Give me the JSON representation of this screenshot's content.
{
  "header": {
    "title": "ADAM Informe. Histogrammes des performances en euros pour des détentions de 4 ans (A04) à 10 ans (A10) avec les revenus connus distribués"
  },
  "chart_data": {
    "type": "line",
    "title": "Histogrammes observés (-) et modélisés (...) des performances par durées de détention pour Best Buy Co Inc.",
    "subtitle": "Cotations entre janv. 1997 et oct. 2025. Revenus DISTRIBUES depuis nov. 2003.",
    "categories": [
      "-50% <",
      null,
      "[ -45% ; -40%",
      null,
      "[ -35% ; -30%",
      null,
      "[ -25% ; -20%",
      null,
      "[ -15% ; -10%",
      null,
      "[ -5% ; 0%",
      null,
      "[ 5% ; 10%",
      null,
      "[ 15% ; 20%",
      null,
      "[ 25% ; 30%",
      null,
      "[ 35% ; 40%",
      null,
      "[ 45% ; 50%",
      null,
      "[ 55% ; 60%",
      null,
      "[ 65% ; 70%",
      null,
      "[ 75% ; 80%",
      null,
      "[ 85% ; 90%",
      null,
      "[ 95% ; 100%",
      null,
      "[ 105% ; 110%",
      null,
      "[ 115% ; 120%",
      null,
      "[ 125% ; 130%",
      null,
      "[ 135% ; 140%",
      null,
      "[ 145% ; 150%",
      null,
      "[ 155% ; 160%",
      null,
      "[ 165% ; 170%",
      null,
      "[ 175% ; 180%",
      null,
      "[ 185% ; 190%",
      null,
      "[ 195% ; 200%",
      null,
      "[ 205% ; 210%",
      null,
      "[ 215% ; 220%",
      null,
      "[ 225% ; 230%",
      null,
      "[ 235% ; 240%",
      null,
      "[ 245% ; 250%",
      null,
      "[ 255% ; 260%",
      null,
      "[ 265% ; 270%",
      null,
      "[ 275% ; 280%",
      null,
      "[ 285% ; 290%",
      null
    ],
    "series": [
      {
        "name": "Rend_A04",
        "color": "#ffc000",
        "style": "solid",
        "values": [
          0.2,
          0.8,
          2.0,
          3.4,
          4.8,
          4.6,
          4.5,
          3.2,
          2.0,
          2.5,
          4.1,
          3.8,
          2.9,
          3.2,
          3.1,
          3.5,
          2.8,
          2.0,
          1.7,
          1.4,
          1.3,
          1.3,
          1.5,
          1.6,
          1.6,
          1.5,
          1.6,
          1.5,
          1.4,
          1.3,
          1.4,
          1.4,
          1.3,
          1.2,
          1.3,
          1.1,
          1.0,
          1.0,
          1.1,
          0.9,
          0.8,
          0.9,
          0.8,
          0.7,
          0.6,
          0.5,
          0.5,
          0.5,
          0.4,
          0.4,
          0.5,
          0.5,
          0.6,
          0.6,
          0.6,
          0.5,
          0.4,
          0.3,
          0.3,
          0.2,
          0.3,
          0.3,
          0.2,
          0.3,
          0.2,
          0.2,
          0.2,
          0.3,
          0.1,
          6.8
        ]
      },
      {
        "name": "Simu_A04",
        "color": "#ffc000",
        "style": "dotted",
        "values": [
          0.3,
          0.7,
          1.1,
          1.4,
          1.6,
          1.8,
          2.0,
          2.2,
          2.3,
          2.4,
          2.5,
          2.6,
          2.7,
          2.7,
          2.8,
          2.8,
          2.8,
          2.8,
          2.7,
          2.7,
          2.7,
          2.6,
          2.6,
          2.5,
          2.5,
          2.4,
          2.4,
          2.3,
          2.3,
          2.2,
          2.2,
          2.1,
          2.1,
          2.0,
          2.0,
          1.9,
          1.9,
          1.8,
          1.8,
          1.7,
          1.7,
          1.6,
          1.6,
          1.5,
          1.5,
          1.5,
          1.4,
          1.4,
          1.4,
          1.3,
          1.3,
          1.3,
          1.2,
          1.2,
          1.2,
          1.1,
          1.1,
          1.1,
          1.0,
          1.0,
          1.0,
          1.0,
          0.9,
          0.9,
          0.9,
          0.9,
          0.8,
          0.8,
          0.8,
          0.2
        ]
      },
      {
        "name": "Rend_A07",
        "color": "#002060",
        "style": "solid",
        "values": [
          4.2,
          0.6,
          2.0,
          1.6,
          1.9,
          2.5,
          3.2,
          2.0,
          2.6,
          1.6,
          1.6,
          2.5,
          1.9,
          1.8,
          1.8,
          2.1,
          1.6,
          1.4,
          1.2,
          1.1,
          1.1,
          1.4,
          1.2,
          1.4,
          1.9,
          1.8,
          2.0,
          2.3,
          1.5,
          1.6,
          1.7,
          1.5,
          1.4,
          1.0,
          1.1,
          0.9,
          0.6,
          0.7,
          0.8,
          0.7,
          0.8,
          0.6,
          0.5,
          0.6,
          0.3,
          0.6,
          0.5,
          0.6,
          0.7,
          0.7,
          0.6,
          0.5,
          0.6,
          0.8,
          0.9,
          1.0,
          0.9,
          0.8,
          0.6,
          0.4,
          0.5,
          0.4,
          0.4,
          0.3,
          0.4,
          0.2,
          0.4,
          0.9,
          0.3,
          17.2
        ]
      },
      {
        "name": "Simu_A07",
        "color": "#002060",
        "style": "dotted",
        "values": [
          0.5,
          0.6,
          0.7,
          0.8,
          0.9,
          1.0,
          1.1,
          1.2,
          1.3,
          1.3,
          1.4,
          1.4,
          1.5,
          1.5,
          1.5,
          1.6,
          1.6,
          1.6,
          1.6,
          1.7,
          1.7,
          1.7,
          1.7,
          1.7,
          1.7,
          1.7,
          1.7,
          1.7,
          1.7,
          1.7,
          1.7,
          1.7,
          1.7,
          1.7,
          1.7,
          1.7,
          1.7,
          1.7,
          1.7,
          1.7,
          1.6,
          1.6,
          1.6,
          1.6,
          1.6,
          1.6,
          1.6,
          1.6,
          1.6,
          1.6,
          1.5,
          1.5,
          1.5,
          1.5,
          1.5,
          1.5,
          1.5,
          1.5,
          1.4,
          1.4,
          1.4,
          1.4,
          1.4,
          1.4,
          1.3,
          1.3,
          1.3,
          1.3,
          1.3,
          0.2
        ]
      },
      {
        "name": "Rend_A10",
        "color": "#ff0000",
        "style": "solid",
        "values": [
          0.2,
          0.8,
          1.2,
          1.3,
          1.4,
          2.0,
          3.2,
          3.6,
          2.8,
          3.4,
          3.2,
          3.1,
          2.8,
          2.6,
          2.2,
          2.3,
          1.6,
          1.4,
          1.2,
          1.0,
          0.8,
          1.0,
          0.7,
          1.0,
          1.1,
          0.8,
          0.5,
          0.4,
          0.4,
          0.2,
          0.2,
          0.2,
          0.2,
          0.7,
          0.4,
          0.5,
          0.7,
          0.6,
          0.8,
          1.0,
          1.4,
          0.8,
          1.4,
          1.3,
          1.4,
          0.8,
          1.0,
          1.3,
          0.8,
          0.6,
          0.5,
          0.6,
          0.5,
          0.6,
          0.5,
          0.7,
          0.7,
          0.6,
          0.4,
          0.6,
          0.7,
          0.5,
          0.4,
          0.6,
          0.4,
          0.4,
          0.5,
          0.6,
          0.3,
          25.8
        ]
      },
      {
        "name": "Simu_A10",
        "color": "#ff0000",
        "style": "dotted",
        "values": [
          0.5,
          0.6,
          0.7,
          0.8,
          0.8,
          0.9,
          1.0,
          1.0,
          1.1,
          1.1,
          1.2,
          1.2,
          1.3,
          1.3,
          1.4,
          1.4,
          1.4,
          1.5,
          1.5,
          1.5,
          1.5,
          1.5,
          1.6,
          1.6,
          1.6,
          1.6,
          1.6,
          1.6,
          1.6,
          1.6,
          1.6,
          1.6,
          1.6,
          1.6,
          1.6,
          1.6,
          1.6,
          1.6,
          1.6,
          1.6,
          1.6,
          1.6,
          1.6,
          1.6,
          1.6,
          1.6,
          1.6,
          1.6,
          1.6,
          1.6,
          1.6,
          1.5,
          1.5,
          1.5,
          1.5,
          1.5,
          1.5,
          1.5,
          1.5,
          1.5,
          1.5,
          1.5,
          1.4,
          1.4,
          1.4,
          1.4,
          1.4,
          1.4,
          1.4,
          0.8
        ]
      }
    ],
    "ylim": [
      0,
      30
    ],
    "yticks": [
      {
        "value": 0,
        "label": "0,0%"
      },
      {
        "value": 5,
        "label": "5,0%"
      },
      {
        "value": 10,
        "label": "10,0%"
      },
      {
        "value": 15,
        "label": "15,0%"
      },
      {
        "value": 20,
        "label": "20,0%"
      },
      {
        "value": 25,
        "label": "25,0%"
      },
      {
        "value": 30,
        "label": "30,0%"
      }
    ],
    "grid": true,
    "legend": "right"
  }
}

- **WRITTEN PROBLEM**
Which lines hold the string "Histogrammes"? List them all.

- **COMPLETE OUTPUT**
    "title": "ADAM Informe. Histogrammes des performances en euros pour des détentions de 4 ans (A04) à 10 ans (A10) avec les revenus connus distribués"
    "title": "Histogrammes observés (-) et modélisés (...) des performances par durées de détention pour Best Buy Co Inc.",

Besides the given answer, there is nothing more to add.